[Instructions to follow]
Word for word, print each line of the listing below; pictures stay out.
↓
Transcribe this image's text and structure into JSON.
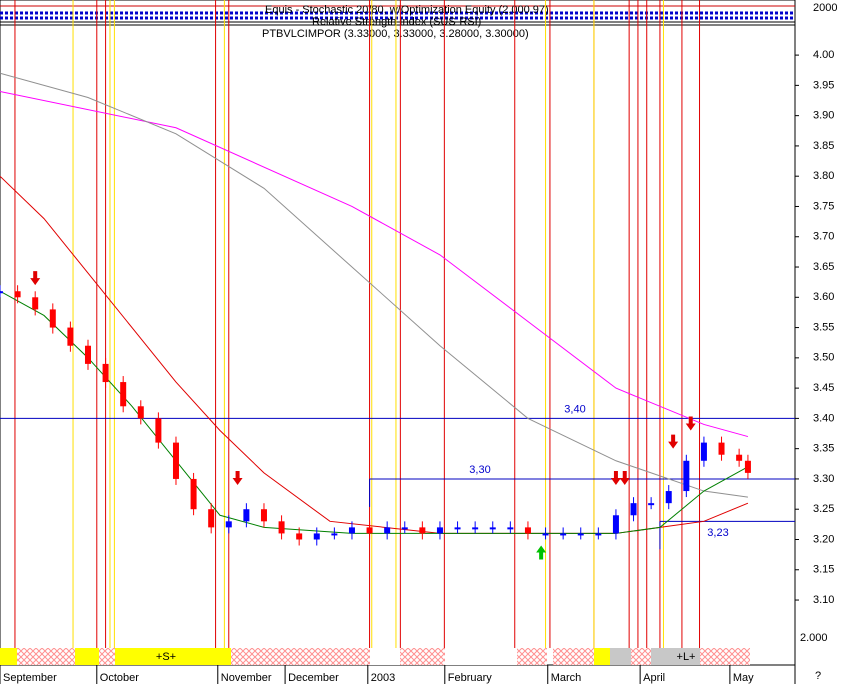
{
  "chart_data": {
    "type": "candlestick",
    "title": "Equis - Stochastic 20/80, w/Optimization Equity (2,000.97)",
    "subtitle": "Relative Strength Index (SUS-RSI)",
    "symbol_label": "PTBVLCIMPOR (3.33000, 3.33000, 3.28000, 3.30000)",
    "top_axis_label": "2000",
    "bottom_axis_label": "2.000",
    "corner_label": "?",
    "x": [
      0,
      4,
      8,
      12,
      16,
      20,
      24,
      28,
      32,
      36,
      40,
      44,
      48,
      52,
      56,
      60,
      64,
      68,
      72,
      76,
      80,
      84,
      88,
      92,
      96,
      100,
      104,
      108,
      112,
      116,
      120,
      124,
      128,
      132,
      136,
      140,
      144,
      148,
      152,
      156,
      160,
      164,
      168,
      170
    ],
    "values": [
      3.61,
      3.6,
      3.58,
      3.55,
      3.52,
      3.49,
      3.46,
      3.42,
      3.4,
      3.36,
      3.3,
      3.25,
      3.22,
      3.23,
      3.25,
      3.23,
      3.21,
      3.2,
      3.21,
      3.21,
      3.22,
      3.21,
      3.22,
      3.22,
      3.21,
      3.22,
      3.22,
      3.22,
      3.22,
      3.22,
      3.21,
      3.21,
      3.21,
      3.21,
      3.21,
      3.24,
      3.26,
      3.26,
      3.28,
      3.33,
      3.36,
      3.34,
      3.33,
      3.31
    ],
    "up_color": "#0000ff",
    "down_color": "#ff0000",
    "moving_averages": [
      {
        "color": "#ff00ff",
        "x": [
          0,
          40,
          80,
          100,
          120,
          140,
          160,
          170
        ],
        "values": [
          3.94,
          3.88,
          3.75,
          3.67,
          3.56,
          3.45,
          3.39,
          3.37
        ]
      },
      {
        "color": "#909090",
        "x": [
          0,
          20,
          40,
          60,
          80,
          100,
          120,
          140,
          160,
          170
        ],
        "values": [
          3.97,
          3.93,
          3.87,
          3.78,
          3.65,
          3.52,
          3.4,
          3.33,
          3.28,
          3.27
        ]
      },
      {
        "color": "#e00000",
        "x": [
          0,
          10,
          20,
          30,
          40,
          50,
          60,
          75,
          100,
          140,
          160,
          170
        ],
        "values": [
          3.8,
          3.73,
          3.64,
          3.55,
          3.46,
          3.38,
          3.31,
          3.23,
          3.21,
          3.21,
          3.23,
          3.26
        ]
      },
      {
        "color": "#008000",
        "x": [
          0,
          10,
          20,
          30,
          40,
          50,
          60,
          80,
          140,
          150,
          160,
          170
        ],
        "values": [
          3.61,
          3.57,
          3.5,
          3.42,
          3.33,
          3.24,
          3.22,
          3.21,
          3.21,
          3.22,
          3.28,
          3.32
        ]
      }
    ],
    "levels": [
      {
        "value": 3.4,
        "label": "3,40",
        "start": 0
      },
      {
        "value": 3.3,
        "label": "3,30",
        "start": 84
      },
      {
        "value": 3.23,
        "label": "3,23",
        "start": 150
      }
    ],
    "red_lines": [
      3.4,
      22,
      24,
      49,
      52,
      84,
      91,
      101,
      117,
      125,
      135,
      143,
      145,
      147,
      150,
      155,
      159
    ],
    "yellow_lines": [
      16.6,
      25,
      26,
      51,
      84.5,
      90,
      124,
      135,
      150.8
    ],
    "sell_signals": [
      {
        "day": 8,
        "price": 3.62
      },
      {
        "day": 54,
        "price": 3.29
      },
      {
        "day": 140,
        "price": 3.29
      },
      {
        "day": 142,
        "price": 3.29
      },
      {
        "day": 153,
        "price": 3.35
      },
      {
        "day": 157,
        "price": 3.38
      }
    ],
    "buy_signals": [
      {
        "day": 123,
        "price": 3.19
      }
    ],
    "band_labels": [
      "+S+",
      "+L+"
    ],
    "xlim": [
      0,
      180.7
    ],
    "ylim": [
      3.034,
      4.091
    ],
    "xticks": [
      {
        "value": 0,
        "label": "September"
      },
      {
        "value": 22,
        "label": "October"
      },
      {
        "value": 49.5,
        "label": "November"
      },
      {
        "value": 64.8,
        "label": "December"
      },
      {
        "value": 83.6,
        "label": "2003"
      },
      {
        "value": 101.1,
        "label": "February"
      },
      {
        "value": 124.5,
        "label": "March"
      },
      {
        "value": 145.5,
        "label": "April"
      },
      {
        "value": 165.9,
        "label": "May"
      }
    ],
    "yticks": [
      {
        "value": 4.0,
        "label": "4.00"
      },
      {
        "value": 3.95,
        "label": "3.95"
      },
      {
        "value": 3.9,
        "label": "3.90"
      },
      {
        "value": 3.85,
        "label": "3.85"
      },
      {
        "value": 3.8,
        "label": "3.80"
      },
      {
        "value": 3.75,
        "label": "3.75"
      },
      {
        "value": 3.7,
        "label": "3.70"
      },
      {
        "value": 3.65,
        "label": "3.65"
      },
      {
        "value": 3.6,
        "label": "3.60"
      },
      {
        "value": 3.55,
        "label": "3.55"
      },
      {
        "value": 3.5,
        "label": "3.50"
      },
      {
        "value": 3.45,
        "label": "3.45"
      },
      {
        "value": 3.4,
        "label": "3.40"
      },
      {
        "value": 3.35,
        "label": "3.35"
      },
      {
        "value": 3.3,
        "label": "3.30"
      },
      {
        "value": 3.25,
        "label": "3.25"
      },
      {
        "value": 3.2,
        "label": "3.20"
      },
      {
        "value": 3.15,
        "label": "3.15"
      },
      {
        "value": 3.1,
        "label": "3.10"
      }
    ]
  }
}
↑
[Solution to this problem]
Transcribe this image's text and structure into JSON.
{
  "chart_data": {
    "type": "candlestick",
    "title": "Equis - Stochastic 20/80, w/Optimization Equity (2,000.97)",
    "subtitle": "Relative Strength Index (SUS-RSI)",
    "symbol_label": "PTBVLCIMPOR (3.33000, 3.33000, 3.28000, 3.30000)",
    "top_axis_label": "2000",
    "bottom_axis_label": "2.000",
    "corner_label": "?",
    "x": [
      0,
      4,
      8,
      12,
      16,
      20,
      24,
      28,
      32,
      36,
      40,
      44,
      48,
      52,
      56,
      60,
      64,
      68,
      72,
      76,
      80,
      84,
      88,
      92,
      96,
      100,
      104,
      108,
      112,
      116,
      120,
      124,
      128,
      132,
      136,
      140,
      144,
      148,
      152,
      156,
      160,
      164,
      168,
      170
    ],
    "values": [
      3.61,
      3.6,
      3.58,
      3.55,
      3.52,
      3.49,
      3.46,
      3.42,
      3.4,
      3.36,
      3.3,
      3.25,
      3.22,
      3.23,
      3.25,
      3.23,
      3.21,
      3.2,
      3.21,
      3.21,
      3.22,
      3.21,
      3.22,
      3.22,
      3.21,
      3.22,
      3.22,
      3.22,
      3.22,
      3.22,
      3.21,
      3.21,
      3.21,
      3.21,
      3.21,
      3.24,
      3.26,
      3.26,
      3.28,
      3.33,
      3.36,
      3.34,
      3.33,
      3.31
    ],
    "up_color": "#0000ff",
    "down_color": "#ff0000",
    "moving_averages": [
      {
        "color": "#ff00ff",
        "x": [
          0,
          40,
          80,
          100,
          120,
          140,
          160,
          170
        ],
        "values": [
          3.94,
          3.88,
          3.75,
          3.67,
          3.56,
          3.45,
          3.39,
          3.37
        ]
      },
      {
        "color": "#909090",
        "x": [
          0,
          20,
          40,
          60,
          80,
          100,
          120,
          140,
          160,
          170
        ],
        "values": [
          3.97,
          3.93,
          3.87,
          3.78,
          3.65,
          3.52,
          3.4,
          3.33,
          3.28,
          3.27
        ]
      },
      {
        "color": "#e00000",
        "x": [
          0,
          10,
          20,
          30,
          40,
          50,
          60,
          75,
          100,
          140,
          160,
          170
        ],
        "values": [
          3.8,
          3.73,
          3.64,
          3.55,
          3.46,
          3.38,
          3.31,
          3.23,
          3.21,
          3.21,
          3.23,
          3.26
        ]
      },
      {
        "color": "#008000",
        "x": [
          0,
          10,
          20,
          30,
          40,
          50,
          60,
          80,
          140,
          150,
          160,
          170
        ],
        "values": [
          3.61,
          3.57,
          3.5,
          3.42,
          3.33,
          3.24,
          3.22,
          3.21,
          3.21,
          3.22,
          3.28,
          3.32
        ]
      }
    ],
    "levels": [
      {
        "value": 3.4,
        "label": "3,40",
        "start": 0
      },
      {
        "value": 3.3,
        "label": "3,30",
        "start": 84
      },
      {
        "value": 3.23,
        "label": "3,23",
        "start": 150
      }
    ],
    "red_lines": [
      3.4,
      22,
      24,
      49,
      52,
      84,
      91,
      101,
      117,
      125,
      135,
      143,
      145,
      147,
      150,
      155,
      159
    ],
    "yellow_lines": [
      16.6,
      25,
      26,
      51,
      84.5,
      90,
      124,
      135,
      150.8
    ],
    "sell_signals": [
      {
        "day": 8,
        "price": 3.62
      },
      {
        "day": 54,
        "price": 3.29
      },
      {
        "day": 140,
        "price": 3.29
      },
      {
        "day": 142,
        "price": 3.29
      },
      {
        "day": 153,
        "price": 3.35
      },
      {
        "day": 157,
        "price": 3.38
      }
    ],
    "buy_signals": [
      {
        "day": 123,
        "price": 3.19
      }
    ],
    "band_labels": [
      "+S+",
      "+L+"
    ],
    "xlim": [
      0,
      180.7
    ],
    "ylim": [
      3.034,
      4.091
    ],
    "xticks": [
      {
        "value": 0,
        "label": "September"
      },
      {
        "value": 22,
        "label": "October"
      },
      {
        "value": 49.5,
        "label": "November"
      },
      {
        "value": 64.8,
        "label": "December"
      },
      {
        "value": 83.6,
        "label": "2003"
      },
      {
        "value": 101.1,
        "label": "February"
      },
      {
        "value": 124.5,
        "label": "March"
      },
      {
        "value": 145.5,
        "label": "April"
      },
      {
        "value": 165.9,
        "label": "May"
      }
    ],
    "yticks": [
      {
        "value": 4.0,
        "label": "4.00"
      },
      {
        "value": 3.95,
        "label": "3.95"
      },
      {
        "value": 3.9,
        "label": "3.90"
      },
      {
        "value": 3.85,
        "label": "3.85"
      },
      {
        "value": 3.8,
        "label": "3.80"
      },
      {
        "value": 3.75,
        "label": "3.75"
      },
      {
        "value": 3.7,
        "label": "3.70"
      },
      {
        "value": 3.65,
        "label": "3.65"
      },
      {
        "value": 3.6,
        "label": "3.60"
      },
      {
        "value": 3.55,
        "label": "3.55"
      },
      {
        "value": 3.5,
        "label": "3.50"
      },
      {
        "value": 3.45,
        "label": "3.45"
      },
      {
        "value": 3.4,
        "label": "3.40"
      },
      {
        "value": 3.35,
        "label": "3.35"
      },
      {
        "value": 3.3,
        "label": "3.30"
      },
      {
        "value": 3.25,
        "label": "3.25"
      },
      {
        "value": 3.2,
        "label": "3.20"
      },
      {
        "value": 3.15,
        "label": "3.15"
      },
      {
        "value": 3.1,
        "label": "3.10"
      }
    ]
  }
}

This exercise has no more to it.